## Goal of the exercise
Find how many lines in the data below mention "svým". Give the number only.
** Start of Entries supplied **
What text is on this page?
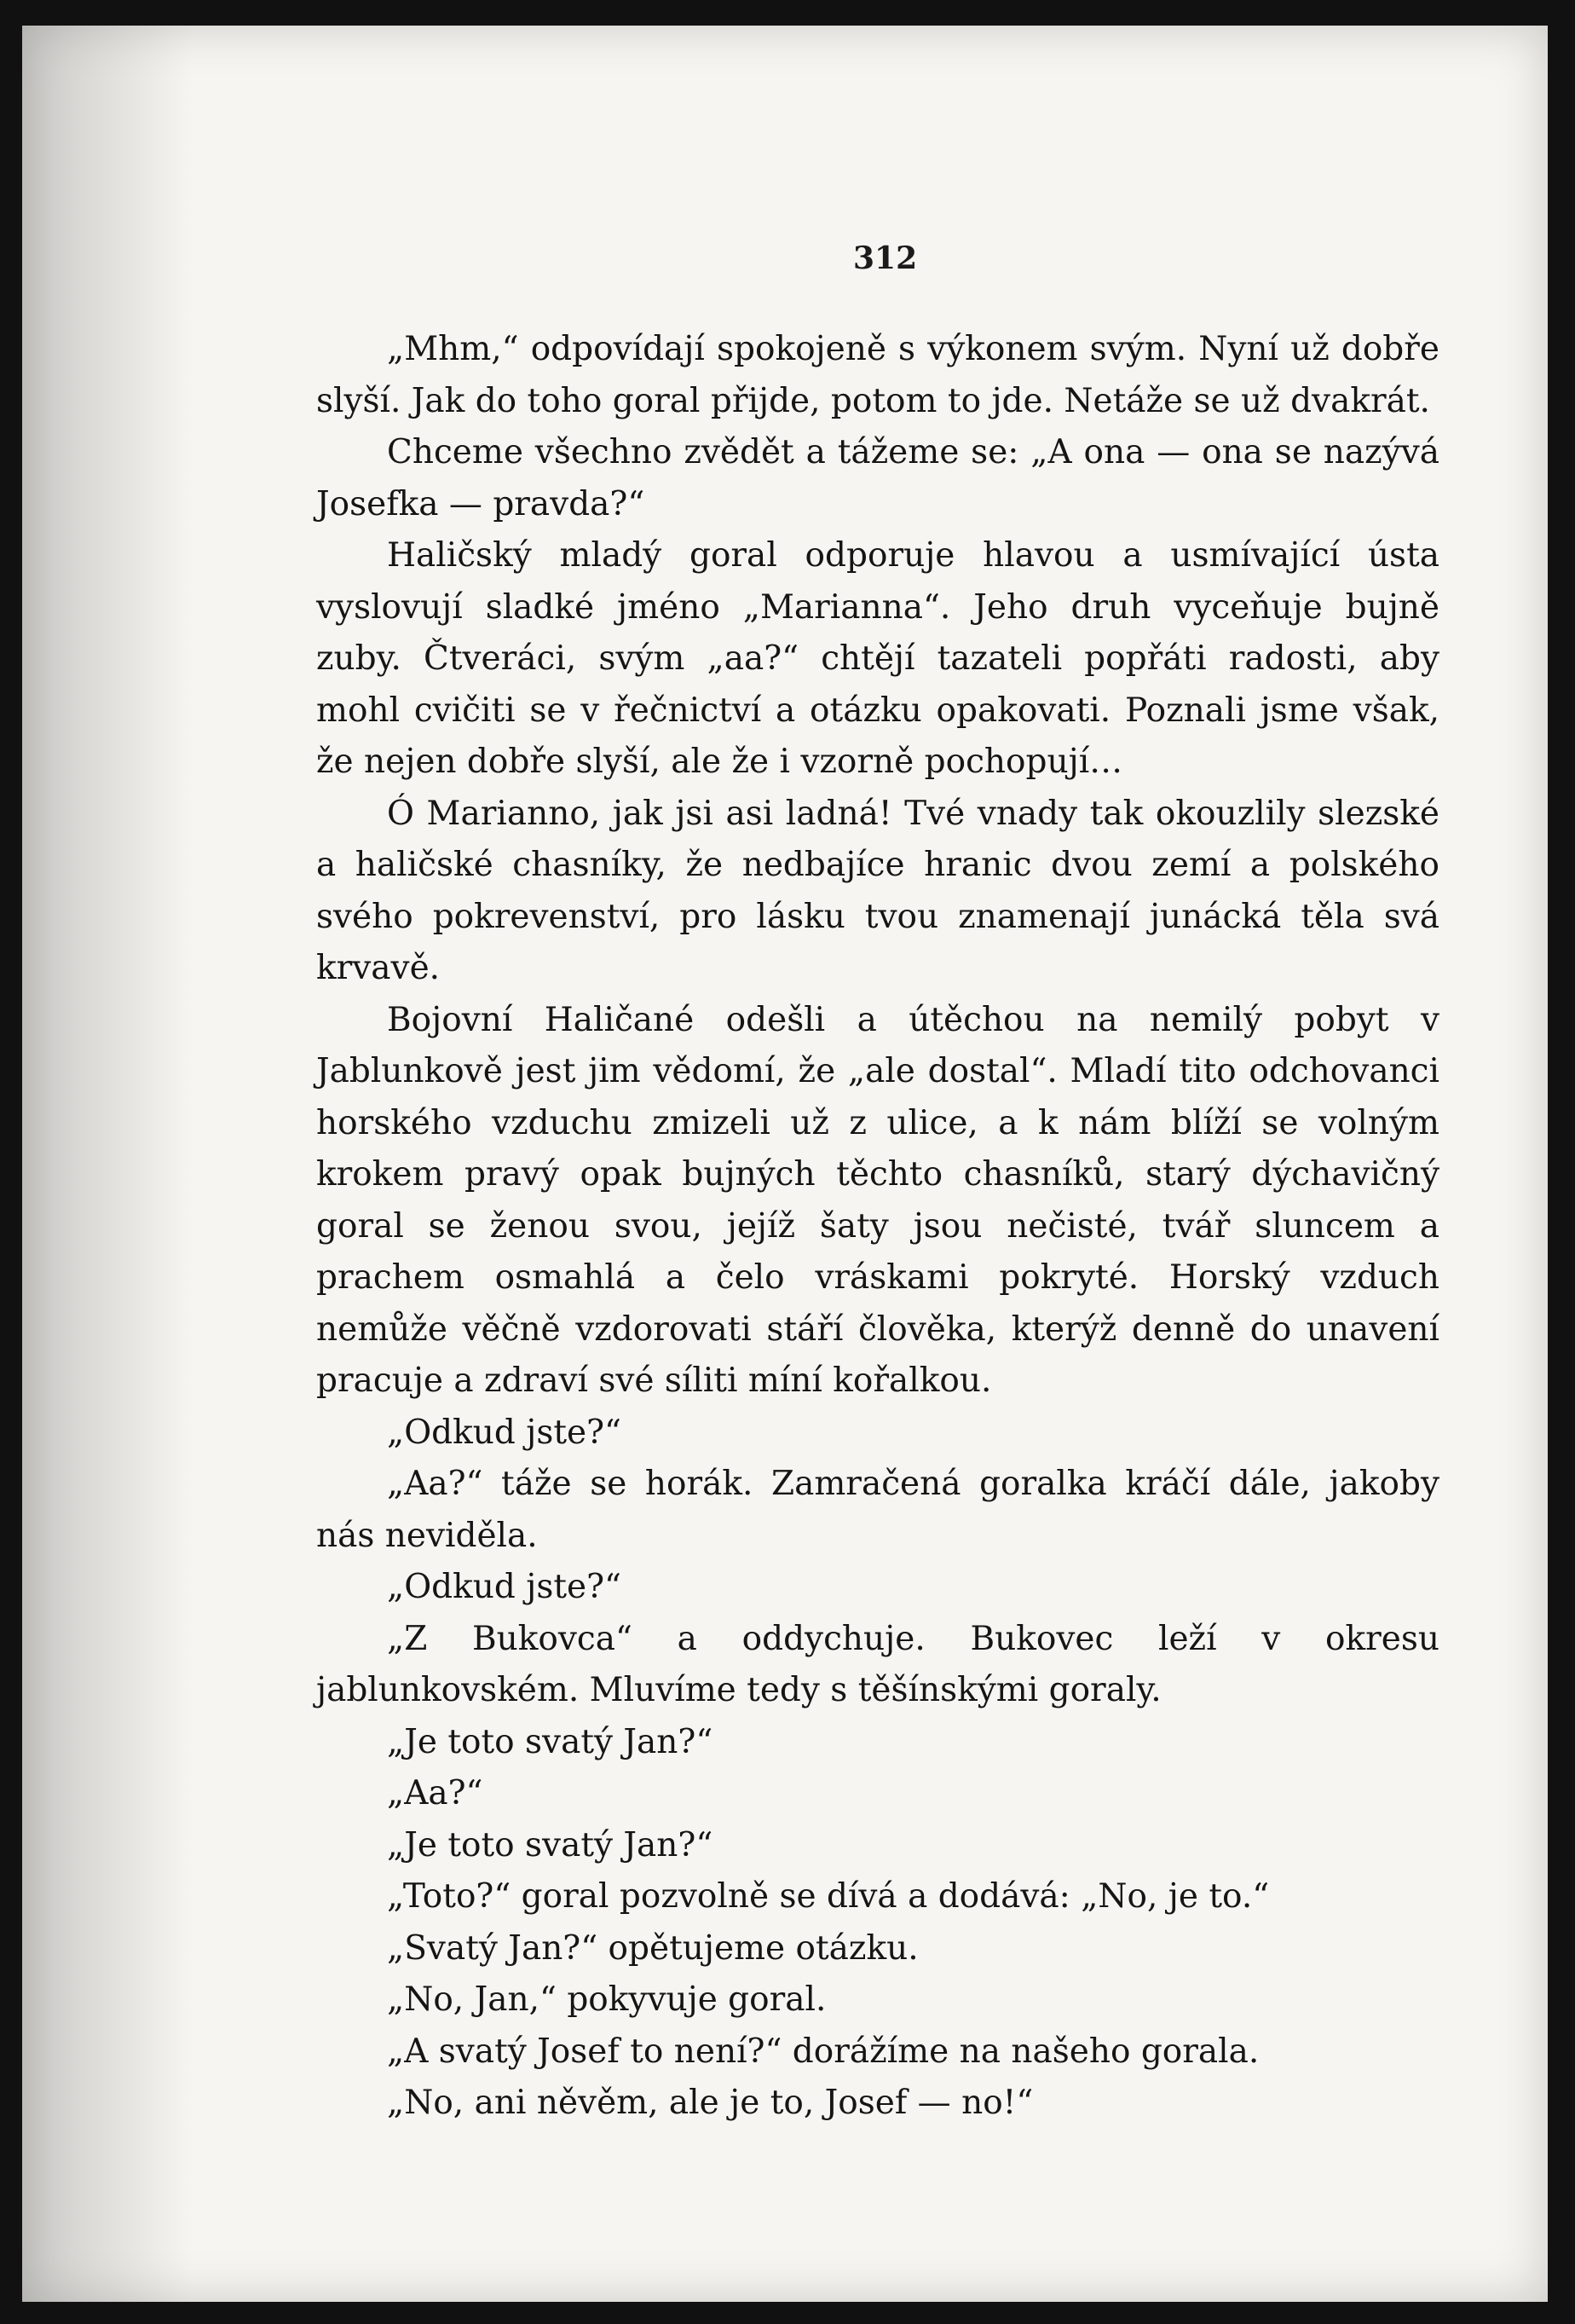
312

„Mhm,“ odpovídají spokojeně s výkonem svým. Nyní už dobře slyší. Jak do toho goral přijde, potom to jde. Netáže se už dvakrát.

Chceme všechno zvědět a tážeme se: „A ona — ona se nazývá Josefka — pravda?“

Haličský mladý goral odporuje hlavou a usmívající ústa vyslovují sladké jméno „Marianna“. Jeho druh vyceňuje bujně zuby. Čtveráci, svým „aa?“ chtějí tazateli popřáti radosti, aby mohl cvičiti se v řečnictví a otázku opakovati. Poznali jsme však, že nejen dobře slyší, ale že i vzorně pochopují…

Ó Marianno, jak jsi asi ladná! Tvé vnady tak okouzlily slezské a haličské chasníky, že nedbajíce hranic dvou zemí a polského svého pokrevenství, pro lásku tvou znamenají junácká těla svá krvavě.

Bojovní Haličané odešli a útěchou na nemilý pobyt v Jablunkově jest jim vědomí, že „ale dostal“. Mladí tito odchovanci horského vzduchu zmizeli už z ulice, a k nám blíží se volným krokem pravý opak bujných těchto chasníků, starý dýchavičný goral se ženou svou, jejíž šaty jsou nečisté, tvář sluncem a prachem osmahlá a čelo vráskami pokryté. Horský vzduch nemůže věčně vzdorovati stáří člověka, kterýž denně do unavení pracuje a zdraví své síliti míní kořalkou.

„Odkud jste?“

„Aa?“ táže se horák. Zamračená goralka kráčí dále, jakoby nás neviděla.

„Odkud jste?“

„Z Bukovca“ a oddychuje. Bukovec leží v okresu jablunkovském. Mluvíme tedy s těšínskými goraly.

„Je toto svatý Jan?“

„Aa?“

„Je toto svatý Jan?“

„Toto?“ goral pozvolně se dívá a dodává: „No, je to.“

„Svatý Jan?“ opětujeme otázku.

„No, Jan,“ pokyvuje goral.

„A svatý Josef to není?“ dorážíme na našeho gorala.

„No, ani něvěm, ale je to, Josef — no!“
** End of Entries supplied **
** Start of Entries supplied **
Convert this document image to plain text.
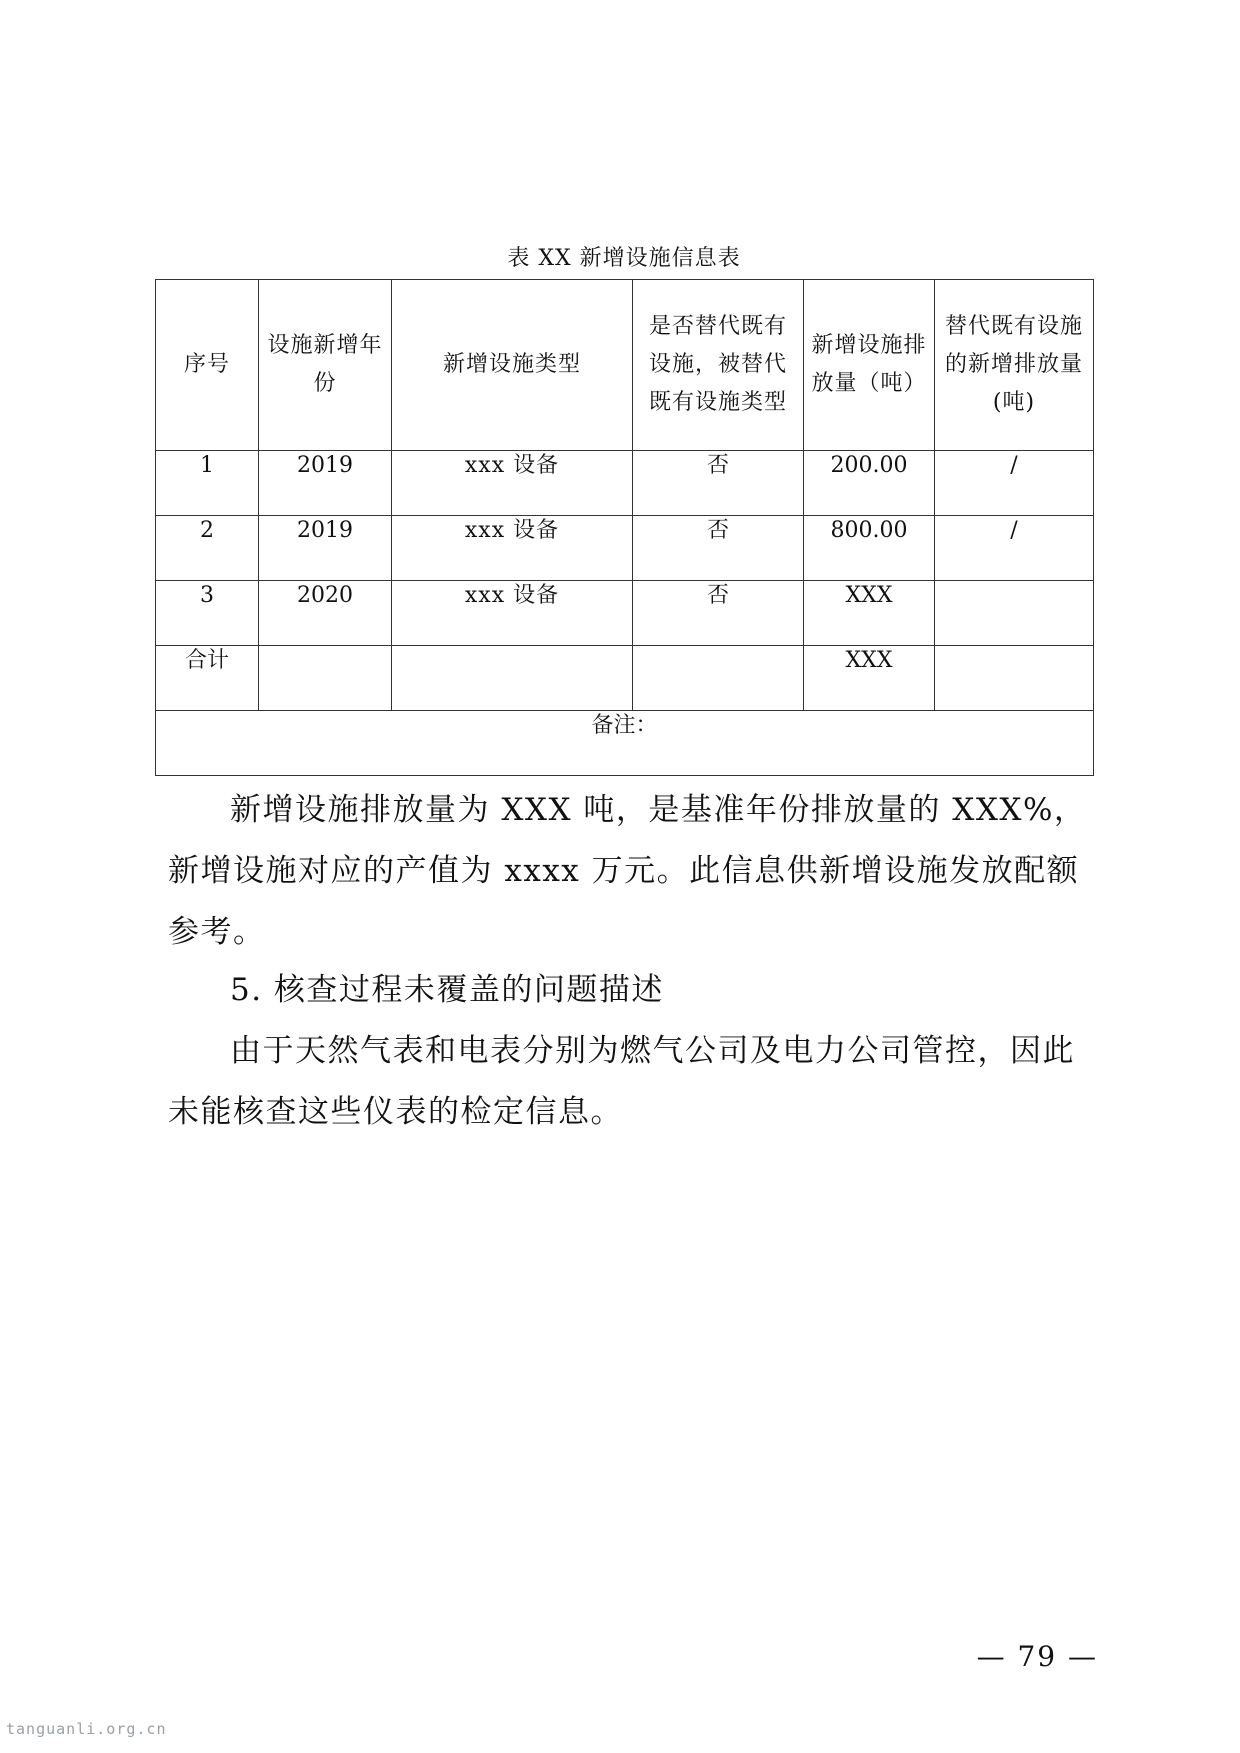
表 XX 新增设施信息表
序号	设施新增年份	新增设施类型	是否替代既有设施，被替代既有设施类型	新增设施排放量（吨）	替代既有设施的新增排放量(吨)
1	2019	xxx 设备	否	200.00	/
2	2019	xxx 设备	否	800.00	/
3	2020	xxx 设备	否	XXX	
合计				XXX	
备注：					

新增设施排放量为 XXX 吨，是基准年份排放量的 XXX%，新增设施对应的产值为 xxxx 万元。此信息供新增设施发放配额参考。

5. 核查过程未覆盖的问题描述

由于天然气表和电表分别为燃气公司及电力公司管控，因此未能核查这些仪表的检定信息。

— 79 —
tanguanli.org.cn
** End of Entries supplied **
** Start of Entries supplied **
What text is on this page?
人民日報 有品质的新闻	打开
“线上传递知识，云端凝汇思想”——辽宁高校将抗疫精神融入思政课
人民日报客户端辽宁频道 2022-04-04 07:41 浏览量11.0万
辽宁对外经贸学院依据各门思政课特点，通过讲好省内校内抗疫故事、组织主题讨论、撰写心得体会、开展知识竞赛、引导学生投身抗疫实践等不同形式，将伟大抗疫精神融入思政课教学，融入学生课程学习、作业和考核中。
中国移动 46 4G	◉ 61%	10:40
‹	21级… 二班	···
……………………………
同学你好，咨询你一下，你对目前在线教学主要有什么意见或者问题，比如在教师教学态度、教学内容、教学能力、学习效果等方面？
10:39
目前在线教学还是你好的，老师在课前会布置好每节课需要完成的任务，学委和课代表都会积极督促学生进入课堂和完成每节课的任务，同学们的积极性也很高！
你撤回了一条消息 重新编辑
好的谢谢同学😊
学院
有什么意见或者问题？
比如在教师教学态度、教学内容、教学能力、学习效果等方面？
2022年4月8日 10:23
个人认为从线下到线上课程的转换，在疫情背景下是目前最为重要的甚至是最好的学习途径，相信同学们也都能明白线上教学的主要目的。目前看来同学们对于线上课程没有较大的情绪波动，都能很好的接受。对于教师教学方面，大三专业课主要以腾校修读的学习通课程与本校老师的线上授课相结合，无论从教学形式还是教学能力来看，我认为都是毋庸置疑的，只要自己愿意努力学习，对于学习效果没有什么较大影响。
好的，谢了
** End of Entries supplied **
## Written answer
2